### Provided information
********************

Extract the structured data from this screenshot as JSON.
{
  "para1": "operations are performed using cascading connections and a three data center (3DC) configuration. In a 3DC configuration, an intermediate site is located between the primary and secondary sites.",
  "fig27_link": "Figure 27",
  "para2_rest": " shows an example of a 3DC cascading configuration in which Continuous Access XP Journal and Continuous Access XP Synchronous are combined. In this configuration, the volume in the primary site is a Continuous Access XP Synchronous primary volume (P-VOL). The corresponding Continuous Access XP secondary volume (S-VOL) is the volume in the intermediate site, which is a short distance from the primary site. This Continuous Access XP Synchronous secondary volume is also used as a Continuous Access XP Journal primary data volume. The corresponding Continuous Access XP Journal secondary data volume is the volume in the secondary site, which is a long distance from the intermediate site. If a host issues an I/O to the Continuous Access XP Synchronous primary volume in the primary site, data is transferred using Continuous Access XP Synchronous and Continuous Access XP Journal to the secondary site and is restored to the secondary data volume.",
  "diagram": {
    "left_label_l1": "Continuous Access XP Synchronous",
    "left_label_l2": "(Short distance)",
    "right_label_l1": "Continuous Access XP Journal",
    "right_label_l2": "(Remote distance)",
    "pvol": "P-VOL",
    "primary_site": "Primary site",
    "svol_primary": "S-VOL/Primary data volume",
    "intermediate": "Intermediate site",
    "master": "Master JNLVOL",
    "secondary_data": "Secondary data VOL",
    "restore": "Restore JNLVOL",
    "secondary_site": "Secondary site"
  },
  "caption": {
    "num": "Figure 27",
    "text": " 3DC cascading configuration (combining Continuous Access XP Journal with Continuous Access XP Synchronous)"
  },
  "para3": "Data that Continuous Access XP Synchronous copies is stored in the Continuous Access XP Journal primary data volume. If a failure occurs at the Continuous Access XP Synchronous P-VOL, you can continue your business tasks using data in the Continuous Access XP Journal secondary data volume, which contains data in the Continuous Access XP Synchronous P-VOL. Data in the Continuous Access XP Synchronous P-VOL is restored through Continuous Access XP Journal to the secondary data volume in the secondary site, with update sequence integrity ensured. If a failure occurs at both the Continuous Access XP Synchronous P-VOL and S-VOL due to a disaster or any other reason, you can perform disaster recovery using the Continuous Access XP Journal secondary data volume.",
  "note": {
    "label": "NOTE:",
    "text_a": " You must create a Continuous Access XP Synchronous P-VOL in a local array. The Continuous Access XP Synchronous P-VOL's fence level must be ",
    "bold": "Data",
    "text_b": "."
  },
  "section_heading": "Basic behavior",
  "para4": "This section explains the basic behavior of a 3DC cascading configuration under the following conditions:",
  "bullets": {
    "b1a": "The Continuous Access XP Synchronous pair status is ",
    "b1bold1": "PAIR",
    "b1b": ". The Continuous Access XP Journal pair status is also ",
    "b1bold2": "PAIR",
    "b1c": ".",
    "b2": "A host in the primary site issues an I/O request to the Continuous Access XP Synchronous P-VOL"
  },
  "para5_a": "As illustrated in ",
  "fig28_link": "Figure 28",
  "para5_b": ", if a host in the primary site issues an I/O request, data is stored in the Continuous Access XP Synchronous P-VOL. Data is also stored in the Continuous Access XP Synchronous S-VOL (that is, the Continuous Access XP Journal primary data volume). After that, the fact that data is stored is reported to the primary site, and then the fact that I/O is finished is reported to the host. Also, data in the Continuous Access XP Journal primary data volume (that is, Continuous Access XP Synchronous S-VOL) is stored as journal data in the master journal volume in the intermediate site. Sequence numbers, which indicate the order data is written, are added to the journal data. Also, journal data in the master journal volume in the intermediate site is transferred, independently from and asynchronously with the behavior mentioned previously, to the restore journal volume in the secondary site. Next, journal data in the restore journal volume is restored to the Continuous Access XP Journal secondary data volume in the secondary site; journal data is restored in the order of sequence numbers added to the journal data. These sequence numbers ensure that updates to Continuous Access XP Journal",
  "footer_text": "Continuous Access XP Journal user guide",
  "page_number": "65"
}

********************

Which lines hold the word "JNLVOL"? Return all of them from the records above.

### Reply to the task
    "master": "Master JNLVOL",
    "restore": "Restore JNLVOL",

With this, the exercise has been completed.